● **DIRECTIVE**: Below are some records; return each one exactly.

......

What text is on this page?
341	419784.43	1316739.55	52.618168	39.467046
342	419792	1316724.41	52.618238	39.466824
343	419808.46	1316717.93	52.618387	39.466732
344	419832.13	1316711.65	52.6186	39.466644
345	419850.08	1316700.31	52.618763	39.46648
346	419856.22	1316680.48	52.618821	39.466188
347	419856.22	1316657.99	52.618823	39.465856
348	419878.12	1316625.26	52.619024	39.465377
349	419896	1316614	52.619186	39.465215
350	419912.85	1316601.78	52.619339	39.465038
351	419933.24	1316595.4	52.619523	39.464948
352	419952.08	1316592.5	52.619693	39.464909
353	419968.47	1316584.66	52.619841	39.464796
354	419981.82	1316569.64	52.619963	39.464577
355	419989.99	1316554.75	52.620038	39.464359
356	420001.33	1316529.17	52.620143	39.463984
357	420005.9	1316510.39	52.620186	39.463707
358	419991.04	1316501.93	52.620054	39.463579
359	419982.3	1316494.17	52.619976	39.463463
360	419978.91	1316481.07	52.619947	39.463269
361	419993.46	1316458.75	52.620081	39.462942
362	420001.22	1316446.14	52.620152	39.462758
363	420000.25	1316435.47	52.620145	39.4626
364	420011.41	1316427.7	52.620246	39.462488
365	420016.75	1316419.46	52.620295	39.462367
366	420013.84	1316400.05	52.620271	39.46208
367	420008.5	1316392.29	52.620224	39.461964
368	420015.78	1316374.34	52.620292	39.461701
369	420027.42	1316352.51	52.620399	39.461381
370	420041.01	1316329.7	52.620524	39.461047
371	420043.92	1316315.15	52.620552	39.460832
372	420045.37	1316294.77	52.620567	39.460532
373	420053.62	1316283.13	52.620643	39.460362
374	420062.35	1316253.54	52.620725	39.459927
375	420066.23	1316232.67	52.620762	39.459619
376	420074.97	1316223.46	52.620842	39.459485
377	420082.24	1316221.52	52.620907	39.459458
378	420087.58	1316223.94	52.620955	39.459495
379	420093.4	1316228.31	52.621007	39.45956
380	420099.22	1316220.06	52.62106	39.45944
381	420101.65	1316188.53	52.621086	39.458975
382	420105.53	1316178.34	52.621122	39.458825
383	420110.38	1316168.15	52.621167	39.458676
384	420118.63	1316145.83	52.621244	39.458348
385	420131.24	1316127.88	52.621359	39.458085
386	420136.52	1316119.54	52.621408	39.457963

......

● **SOLUTION FOR THIS TASK**:
What text is on this page?
341	419784.43	1316739.55	52.618168	39.467046
342	419792	1316724.41	52.618238	39.466824
343	419808.46	1316717.93	52.618387	39.466732
344	419832.13	1316711.65	52.6186	39.466644
345	419850.08	1316700.31	52.618763	39.46648
346	419856.22	1316680.48	52.618821	39.466188
347	419856.22	1316657.99	52.618823	39.465856
348	419878.12	1316625.26	52.619024	39.465377
349	419896	1316614	52.619186	39.465215
350	419912.85	1316601.78	52.619339	39.465038
351	419933.24	1316595.4	52.619523	39.464948
352	419952.08	1316592.5	52.619693	39.464909
353	419968.47	1316584.66	52.619841	39.464796
354	419981.82	1316569.64	52.619963	39.464577
355	419989.99	1316554.75	52.620038	39.464359
356	420001.33	1316529.17	52.620143	39.463984
357	420005.9	1316510.39	52.620186	39.463707
358	419991.04	1316501.93	52.620054	39.463579
359	419982.3	1316494.17	52.619976	39.463463
360	419978.91	1316481.07	52.619947	39.463269
361	419993.46	1316458.75	52.620081	39.462942
362	420001.22	1316446.14	52.620152	39.462758
363	420000.25	1316435.47	52.620145	39.4626
364	420011.41	1316427.7	52.620246	39.462488
365	420016.75	1316419.46	52.620295	39.462367
366	420013.84	1316400.05	52.620271	39.46208
367	420008.5	1316392.29	52.620224	39.461964
368	420015.78	1316374.34	52.620292	39.461701
369	420027.42	1316352.51	52.620399	39.461381
370	420041.01	1316329.7	52.620524	39.461047
371	420043.92	1316315.15	52.620552	39.460832
372	420045.37	1316294.77	52.620567	39.460532
373	420053.62	1316283.13	52.620643	39.460362
374	420062.35	1316253.54	52.620725	39.459927
375	420066.23	1316232.67	52.620762	39.459619
376	420074.97	1316223.46	52.620842	39.459485
377	420082.24	1316221.52	52.620907	39.459458
378	420087.58	1316223.94	52.620955	39.459495
379	420093.4	1316228.31	52.621007	39.45956
380	420099.22	1316220.06	52.62106	39.45944
381	420101.65	1316188.53	52.621086	39.458975
382	420105.53	1316178.34	52.621122	39.458825
383	420110.38	1316168.15	52.621167	39.458676
384	420118.63	1316145.83	52.621244	39.458348
385	420131.24	1316127.88	52.621359	39.458085
386	420136.52	1316119.54	52.621408	39.457963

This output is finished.